Stored items from a collection
—————

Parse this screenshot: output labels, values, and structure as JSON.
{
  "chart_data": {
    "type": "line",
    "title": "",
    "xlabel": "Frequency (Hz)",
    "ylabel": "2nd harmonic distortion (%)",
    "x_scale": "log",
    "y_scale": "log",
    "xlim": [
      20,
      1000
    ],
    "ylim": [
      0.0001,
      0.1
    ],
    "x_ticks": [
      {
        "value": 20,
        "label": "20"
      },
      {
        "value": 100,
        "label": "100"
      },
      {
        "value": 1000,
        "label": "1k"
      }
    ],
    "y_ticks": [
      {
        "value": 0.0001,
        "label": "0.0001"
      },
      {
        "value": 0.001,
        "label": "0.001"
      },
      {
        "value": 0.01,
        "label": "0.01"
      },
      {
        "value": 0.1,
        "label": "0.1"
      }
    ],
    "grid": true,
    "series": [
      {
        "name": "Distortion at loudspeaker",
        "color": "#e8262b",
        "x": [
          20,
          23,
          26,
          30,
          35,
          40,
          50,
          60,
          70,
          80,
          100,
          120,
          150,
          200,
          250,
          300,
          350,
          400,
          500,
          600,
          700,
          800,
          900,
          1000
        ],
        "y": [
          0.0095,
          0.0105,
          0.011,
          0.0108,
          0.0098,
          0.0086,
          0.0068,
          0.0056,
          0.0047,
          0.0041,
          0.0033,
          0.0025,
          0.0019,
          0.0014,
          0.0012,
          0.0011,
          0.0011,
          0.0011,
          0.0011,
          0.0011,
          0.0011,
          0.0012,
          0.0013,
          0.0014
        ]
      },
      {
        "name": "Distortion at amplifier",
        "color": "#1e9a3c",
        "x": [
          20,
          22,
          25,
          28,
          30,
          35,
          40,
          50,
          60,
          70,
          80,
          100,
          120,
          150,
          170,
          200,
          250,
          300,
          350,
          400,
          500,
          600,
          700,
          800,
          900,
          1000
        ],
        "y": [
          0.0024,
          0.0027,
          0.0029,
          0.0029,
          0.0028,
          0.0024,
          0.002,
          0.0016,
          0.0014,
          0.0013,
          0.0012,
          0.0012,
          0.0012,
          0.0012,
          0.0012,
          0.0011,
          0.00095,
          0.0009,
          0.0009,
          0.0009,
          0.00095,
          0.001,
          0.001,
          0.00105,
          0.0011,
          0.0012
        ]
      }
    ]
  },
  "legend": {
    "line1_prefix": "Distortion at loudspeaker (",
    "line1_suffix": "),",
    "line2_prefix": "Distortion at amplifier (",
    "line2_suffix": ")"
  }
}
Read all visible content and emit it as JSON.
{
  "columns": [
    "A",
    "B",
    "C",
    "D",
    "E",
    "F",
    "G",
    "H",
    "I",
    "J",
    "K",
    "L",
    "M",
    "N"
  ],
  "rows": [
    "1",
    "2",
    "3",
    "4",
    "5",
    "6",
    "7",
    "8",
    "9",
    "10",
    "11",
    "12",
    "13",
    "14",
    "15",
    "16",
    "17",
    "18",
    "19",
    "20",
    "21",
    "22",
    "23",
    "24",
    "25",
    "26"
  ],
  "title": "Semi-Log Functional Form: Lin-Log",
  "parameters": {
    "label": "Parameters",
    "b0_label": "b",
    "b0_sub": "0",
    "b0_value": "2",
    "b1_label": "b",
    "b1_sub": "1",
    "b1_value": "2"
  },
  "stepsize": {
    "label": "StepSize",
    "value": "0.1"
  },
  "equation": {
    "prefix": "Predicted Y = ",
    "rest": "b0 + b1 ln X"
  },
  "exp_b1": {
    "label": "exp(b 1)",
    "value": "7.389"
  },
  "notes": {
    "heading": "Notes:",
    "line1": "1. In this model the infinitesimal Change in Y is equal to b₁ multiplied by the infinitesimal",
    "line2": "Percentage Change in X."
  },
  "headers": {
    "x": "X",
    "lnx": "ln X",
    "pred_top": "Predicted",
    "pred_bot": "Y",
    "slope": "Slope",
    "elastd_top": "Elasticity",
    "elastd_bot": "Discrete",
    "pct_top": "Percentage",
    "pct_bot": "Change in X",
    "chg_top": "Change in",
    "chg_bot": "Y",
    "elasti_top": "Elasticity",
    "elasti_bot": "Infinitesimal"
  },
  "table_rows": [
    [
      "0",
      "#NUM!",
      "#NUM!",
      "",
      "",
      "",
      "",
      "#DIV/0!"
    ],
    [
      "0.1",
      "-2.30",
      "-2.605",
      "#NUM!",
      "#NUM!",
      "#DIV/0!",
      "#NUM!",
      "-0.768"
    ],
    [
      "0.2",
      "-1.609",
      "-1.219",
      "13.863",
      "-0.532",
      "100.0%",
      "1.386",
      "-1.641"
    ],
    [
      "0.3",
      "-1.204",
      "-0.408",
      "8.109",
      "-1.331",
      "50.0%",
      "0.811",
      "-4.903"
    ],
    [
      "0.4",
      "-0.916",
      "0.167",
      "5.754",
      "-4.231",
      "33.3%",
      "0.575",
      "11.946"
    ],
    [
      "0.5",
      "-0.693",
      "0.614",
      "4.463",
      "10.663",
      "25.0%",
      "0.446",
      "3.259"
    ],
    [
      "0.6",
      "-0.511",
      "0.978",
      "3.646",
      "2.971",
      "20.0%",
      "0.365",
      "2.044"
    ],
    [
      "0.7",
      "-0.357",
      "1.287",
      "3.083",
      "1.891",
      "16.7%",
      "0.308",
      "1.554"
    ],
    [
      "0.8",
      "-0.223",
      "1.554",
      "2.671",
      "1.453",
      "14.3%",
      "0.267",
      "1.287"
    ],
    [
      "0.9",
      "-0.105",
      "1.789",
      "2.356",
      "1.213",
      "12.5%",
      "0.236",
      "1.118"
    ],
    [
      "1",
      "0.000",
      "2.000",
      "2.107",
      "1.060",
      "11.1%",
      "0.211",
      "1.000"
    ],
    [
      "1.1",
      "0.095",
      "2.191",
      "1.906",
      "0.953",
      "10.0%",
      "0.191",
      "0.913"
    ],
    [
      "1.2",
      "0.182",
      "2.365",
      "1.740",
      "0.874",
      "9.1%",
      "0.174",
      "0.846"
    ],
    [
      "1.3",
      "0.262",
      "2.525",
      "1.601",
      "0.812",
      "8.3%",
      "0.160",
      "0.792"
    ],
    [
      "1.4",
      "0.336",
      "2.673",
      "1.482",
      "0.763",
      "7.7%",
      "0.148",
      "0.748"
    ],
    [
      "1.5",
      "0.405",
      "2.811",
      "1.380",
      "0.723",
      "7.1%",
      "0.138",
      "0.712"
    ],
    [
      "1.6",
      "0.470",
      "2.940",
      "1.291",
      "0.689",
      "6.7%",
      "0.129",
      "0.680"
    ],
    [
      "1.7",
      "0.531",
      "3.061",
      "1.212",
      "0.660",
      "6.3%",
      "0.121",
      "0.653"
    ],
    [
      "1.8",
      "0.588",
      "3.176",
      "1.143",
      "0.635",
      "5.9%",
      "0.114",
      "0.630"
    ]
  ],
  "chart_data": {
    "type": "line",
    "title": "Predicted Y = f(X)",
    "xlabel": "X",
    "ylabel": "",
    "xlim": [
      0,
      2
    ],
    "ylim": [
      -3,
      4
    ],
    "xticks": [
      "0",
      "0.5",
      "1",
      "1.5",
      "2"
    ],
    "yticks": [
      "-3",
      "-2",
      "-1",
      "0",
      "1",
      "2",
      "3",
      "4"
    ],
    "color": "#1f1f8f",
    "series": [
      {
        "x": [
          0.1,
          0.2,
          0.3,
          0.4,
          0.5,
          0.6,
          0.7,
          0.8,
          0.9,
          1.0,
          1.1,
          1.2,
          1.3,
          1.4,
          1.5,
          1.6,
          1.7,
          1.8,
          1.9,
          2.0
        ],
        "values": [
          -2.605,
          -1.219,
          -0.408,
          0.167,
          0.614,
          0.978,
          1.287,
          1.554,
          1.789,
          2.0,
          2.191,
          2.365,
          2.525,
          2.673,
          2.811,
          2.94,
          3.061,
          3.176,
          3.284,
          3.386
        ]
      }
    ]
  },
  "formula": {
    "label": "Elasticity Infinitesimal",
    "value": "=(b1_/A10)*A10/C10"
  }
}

—————

_What this task involves_: Across the preceding material, how many lines contain the word "Change"? State the number alone.

_Solution for this problem_: 4